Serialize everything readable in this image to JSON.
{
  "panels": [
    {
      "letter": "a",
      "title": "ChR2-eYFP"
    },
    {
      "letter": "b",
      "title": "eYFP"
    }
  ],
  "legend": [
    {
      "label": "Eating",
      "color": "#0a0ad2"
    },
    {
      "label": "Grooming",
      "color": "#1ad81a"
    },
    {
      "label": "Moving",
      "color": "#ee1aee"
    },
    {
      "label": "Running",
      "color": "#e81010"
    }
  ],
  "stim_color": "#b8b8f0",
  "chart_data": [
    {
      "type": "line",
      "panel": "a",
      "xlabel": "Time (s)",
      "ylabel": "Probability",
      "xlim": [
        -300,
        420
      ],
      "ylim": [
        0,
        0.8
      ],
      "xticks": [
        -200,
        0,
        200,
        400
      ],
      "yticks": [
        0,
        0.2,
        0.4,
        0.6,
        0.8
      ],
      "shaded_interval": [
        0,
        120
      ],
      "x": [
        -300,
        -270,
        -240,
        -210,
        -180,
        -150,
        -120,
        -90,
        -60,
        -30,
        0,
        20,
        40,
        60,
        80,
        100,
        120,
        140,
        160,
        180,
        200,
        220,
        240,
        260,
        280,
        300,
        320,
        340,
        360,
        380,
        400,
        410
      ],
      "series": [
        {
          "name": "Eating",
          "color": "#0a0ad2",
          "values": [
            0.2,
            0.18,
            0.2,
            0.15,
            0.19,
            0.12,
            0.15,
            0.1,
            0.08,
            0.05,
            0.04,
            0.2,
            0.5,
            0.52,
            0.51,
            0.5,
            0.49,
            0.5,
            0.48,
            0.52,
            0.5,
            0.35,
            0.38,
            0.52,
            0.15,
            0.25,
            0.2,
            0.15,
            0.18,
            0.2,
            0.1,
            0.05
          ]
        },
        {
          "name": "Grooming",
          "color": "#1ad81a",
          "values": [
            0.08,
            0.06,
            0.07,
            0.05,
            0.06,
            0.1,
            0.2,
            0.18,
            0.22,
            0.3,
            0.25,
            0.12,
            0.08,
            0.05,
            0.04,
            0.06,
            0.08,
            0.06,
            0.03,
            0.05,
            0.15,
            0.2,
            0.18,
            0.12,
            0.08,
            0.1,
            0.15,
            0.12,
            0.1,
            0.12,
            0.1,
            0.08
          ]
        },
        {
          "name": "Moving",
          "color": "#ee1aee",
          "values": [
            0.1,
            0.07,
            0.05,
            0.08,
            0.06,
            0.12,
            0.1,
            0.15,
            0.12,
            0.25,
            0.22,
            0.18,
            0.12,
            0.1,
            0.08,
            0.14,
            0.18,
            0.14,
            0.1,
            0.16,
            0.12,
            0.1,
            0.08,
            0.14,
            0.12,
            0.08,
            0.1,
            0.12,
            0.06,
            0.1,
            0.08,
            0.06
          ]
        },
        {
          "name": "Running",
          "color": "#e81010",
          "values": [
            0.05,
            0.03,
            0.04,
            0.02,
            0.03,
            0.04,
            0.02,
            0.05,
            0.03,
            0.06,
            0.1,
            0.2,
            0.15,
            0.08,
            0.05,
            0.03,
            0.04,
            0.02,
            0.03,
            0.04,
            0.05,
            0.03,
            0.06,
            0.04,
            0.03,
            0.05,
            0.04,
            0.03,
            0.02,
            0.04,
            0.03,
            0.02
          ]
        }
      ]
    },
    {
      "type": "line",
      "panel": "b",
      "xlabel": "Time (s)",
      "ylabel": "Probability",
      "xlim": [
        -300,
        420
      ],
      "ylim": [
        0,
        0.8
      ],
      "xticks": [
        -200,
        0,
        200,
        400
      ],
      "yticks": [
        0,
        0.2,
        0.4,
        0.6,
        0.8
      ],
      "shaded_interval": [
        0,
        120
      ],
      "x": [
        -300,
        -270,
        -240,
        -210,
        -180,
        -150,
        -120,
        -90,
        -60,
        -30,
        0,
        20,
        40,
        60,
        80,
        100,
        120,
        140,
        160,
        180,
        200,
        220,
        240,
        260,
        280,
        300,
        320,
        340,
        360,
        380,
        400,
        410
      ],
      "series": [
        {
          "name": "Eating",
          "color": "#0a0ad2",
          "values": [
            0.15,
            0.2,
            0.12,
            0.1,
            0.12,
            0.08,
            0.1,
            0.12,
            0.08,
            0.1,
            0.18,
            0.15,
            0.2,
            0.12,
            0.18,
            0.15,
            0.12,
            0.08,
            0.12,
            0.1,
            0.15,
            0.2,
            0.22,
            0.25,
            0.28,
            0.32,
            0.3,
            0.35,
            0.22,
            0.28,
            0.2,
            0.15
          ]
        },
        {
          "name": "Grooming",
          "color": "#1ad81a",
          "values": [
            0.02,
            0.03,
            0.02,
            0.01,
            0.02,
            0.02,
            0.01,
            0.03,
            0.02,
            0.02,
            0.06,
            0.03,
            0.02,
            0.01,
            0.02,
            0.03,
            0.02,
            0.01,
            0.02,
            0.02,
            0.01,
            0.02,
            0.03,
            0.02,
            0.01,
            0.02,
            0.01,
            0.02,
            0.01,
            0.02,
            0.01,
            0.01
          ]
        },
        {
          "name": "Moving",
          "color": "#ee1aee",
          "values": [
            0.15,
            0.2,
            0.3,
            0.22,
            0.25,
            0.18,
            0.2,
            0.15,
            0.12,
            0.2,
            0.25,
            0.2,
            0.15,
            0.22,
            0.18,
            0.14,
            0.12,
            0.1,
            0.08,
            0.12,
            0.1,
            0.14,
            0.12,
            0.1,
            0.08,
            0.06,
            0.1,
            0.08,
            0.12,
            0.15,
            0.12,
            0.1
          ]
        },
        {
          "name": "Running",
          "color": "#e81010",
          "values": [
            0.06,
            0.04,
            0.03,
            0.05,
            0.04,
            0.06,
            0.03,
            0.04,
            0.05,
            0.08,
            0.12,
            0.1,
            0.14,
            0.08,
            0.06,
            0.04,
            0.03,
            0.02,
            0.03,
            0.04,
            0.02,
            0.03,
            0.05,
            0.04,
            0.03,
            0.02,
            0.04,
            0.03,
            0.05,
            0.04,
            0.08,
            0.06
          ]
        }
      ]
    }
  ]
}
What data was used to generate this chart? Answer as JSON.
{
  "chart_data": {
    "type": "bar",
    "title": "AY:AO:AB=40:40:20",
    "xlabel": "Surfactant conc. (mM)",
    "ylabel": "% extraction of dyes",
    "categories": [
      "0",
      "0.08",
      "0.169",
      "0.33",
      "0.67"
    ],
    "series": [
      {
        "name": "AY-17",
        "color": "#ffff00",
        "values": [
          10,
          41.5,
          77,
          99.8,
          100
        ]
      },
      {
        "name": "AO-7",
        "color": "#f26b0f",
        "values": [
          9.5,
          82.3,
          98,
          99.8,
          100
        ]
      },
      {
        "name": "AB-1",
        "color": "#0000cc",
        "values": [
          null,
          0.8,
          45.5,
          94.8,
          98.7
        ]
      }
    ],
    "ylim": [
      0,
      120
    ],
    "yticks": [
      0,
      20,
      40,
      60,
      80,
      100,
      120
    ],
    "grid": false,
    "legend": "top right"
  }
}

* **Requirements**
Extract all of the data above without altering anything.

* **Finished exercise**
Serialize everything readable in this image to JSON.
{
  "panels": [
    {
      "letter": "a",
      "title": "ChR2-eYFP"
    },
    {
      "letter": "b",
      "title": "eYFP"
    }
  ],
  "legend": [
    {
      "label": "Eating",
      "color": "#0a0ad2"
    },
    {
      "label": "Grooming",
      "color": "#1ad81a"
    },
    {
      "label": "Moving",
      "color": "#ee1aee"
    },
    {
      "label": "Running",
      "color": "#e81010"
    }
  ],
  "stim_color": "#b8b8f0",
  "chart_data": [
    {
      "type": "line",
      "panel": "a",
      "xlabel": "Time (s)",
      "ylabel": "Probability",
      "xlim": [
        -300,
        420
      ],
      "ylim": [
        0,
        0.8
      ],
      "xticks": [
        -200,
        0,
        200,
        400
      ],
      "yticks": [
        0,
        0.2,
        0.4,
        0.6,
        0.8
      ],
      "shaded_interval": [
        0,
        120
      ],
      "x": [
        -300,
        -270,
        -240,
        -210,
        -180,
        -150,
        -120,
        -90,
        -60,
        -30,
        0,
        20,
        40,
        60,
        80,
        100,
        120,
        140,
        160,
        180,
        200,
        220,
        240,
        260,
        280,
        300,
        320,
        340,
        360,
        380,
        400,
        410
      ],
      "series": [
        {
          "name": "Eating",
          "color": "#0a0ad2",
          "values": [
            0.2,
            0.18,
            0.2,
            0.15,
            0.19,
            0.12,
            0.15,
            0.1,
            0.08,
            0.05,
            0.04,
            0.2,
            0.5,
            0.52,
            0.51,
            0.5,
            0.49,
            0.5,
            0.48,
            0.52,
            0.5,
            0.35,
            0.38,
            0.52,
            0.15,
            0.25,
            0.2,
            0.15,
            0.18,
            0.2,
            0.1,
            0.05
          ]
        },
        {
          "name": "Grooming",
          "color": "#1ad81a",
          "values": [
            0.08,
            0.06,
            0.07,
            0.05,
            0.06,
            0.1,
            0.2,
            0.18,
            0.22,
            0.3,
            0.25,
            0.12,
            0.08,
            0.05,
            0.04,
            0.06,
            0.08,
            0.06,
            0.03,
            0.05,
            0.15,
            0.2,
            0.18,
            0.12,
            0.08,
            0.1,
            0.15,
            0.12,
            0.1,
            0.12,
            0.1,
            0.08
          ]
        },
        {
          "name": "Moving",
          "color": "#ee1aee",
          "values": [
            0.1,
            0.07,
            0.05,
            0.08,
            0.06,
            0.12,
            0.1,
            0.15,
            0.12,
            0.25,
            0.22,
            0.18,
            0.12,
            0.1,
            0.08,
            0.14,
            0.18,
            0.14,
            0.1,
            0.16,
            0.12,
            0.1,
            0.08,
            0.14,
            0.12,
            0.08,
            0.1,
            0.12,
            0.06,
            0.1,
            0.08,
            0.06
          ]
        },
        {
          "name": "Running",
          "color": "#e81010",
          "values": [
            0.05,
            0.03,
            0.04,
            0.02,
            0.03,
            0.04,
            0.02,
            0.05,
            0.03,
            0.06,
            0.1,
            0.2,
            0.15,
            0.08,
            0.05,
            0.03,
            0.04,
            0.02,
            0.03,
            0.04,
            0.05,
            0.03,
            0.06,
            0.04,
            0.03,
            0.05,
            0.04,
            0.03,
            0.02,
            0.04,
            0.03,
            0.02
          ]
        }
      ]
    },
    {
      "type": "line",
      "panel": "b",
      "xlabel": "Time (s)",
      "ylabel": "Probability",
      "xlim": [
        -300,
        420
      ],
      "ylim": [
        0,
        0.8
      ],
      "xticks": [
        -200,
        0,
        200,
        400
      ],
      "yticks": [
        0,
        0.2,
        0.4,
        0.6,
        0.8
      ],
      "shaded_interval": [
        0,
        120
      ],
      "x": [
        -300,
        -270,
        -240,
        -210,
        -180,
        -150,
        -120,
        -90,
        -60,
        -30,
        0,
        20,
        40,
        60,
        80,
        100,
        120,
        140,
        160,
        180,
        200,
        220,
        240,
        260,
        280,
        300,
        320,
        340,
        360,
        380,
        400,
        410
      ],
      "series": [
        {
          "name": "Eating",
          "color": "#0a0ad2",
          "values": [
            0.15,
            0.2,
            0.12,
            0.1,
            0.12,
            0.08,
            0.1,
            0.12,
            0.08,
            0.1,
            0.18,
            0.15,
            0.2,
            0.12,
            0.18,
            0.15,
            0.12,
            0.08,
            0.12,
            0.1,
            0.15,
            0.2,
            0.22,
            0.25,
            0.28,
            0.32,
            0.3,
            0.35,
            0.22,
            0.28,
            0.2,
            0.15
          ]
        },
        {
          "name": "Grooming",
          "color": "#1ad81a",
          "values": [
            0.02,
            0.03,
            0.02,
            0.01,
            0.02,
            0.02,
            0.01,
            0.03,
            0.02,
            0.02,
            0.06,
            0.03,
            0.02,
            0.01,
            0.02,
            0.03,
            0.02,
            0.01,
            0.02,
            0.02,
            0.01,
            0.02,
            0.03,
            0.02,
            0.01,
            0.02,
            0.01,
            0.02,
            0.01,
            0.02,
            0.01,
            0.01
          ]
        },
        {
          "name": "Moving",
          "color": "#ee1aee",
          "values": [
            0.15,
            0.2,
            0.3,
            0.22,
            0.25,
            0.18,
            0.2,
            0.15,
            0.12,
            0.2,
            0.25,
            0.2,
            0.15,
            0.22,
            0.18,
            0.14,
            0.12,
            0.1,
            0.08,
            0.12,
            0.1,
            0.14,
            0.12,
            0.1,
            0.08,
            0.06,
            0.1,
            0.08,
            0.12,
            0.15,
            0.12,
            0.1
          ]
        },
        {
          "name": "Running",
          "color": "#e81010",
          "values": [
            0.06,
            0.04,
            0.03,
            0.05,
            0.04,
            0.06,
            0.03,
            0.04,
            0.05,
            0.08,
            0.12,
            0.1,
            0.14,
            0.08,
            0.06,
            0.04,
            0.03,
            0.02,
            0.03,
            0.04,
            0.02,
            0.03,
            0.05,
            0.04,
            0.03,
            0.02,
            0.04,
            0.03,
            0.05,
            0.04,
            0.08,
            0.06
          ]
        }
      ]
    }
  ]
}
What data was used to generate this chart? Answer as JSON.
{
  "chart_data": {
    "type": "bar",
    "title": "AY:AO:AB=40:40:20",
    "xlabel": "Surfactant conc. (mM)",
    "ylabel": "% extraction of dyes",
    "categories": [
      "0",
      "0.08",
      "0.169",
      "0.33",
      "0.67"
    ],
    "series": [
      {
        "name": "AY-17",
        "color": "#ffff00",
        "values": [
          10,
          41.5,
          77,
          99.8,
          100
        ]
      },
      {
        "name": "AO-7",
        "color": "#f26b0f",
        "values": [
          9.5,
          82.3,
          98,
          99.8,
          100
        ]
      },
      {
        "name": "AB-1",
        "color": "#0000cc",
        "values": [
          null,
          0.8,
          45.5,
          94.8,
          98.7
        ]
      }
    ],
    "ylim": [
      0,
      120
    ],
    "yticks": [
      0,
      20,
      40,
      60,
      80,
      100,
      120
    ],
    "grid": false,
    "legend": "top right"
  }
}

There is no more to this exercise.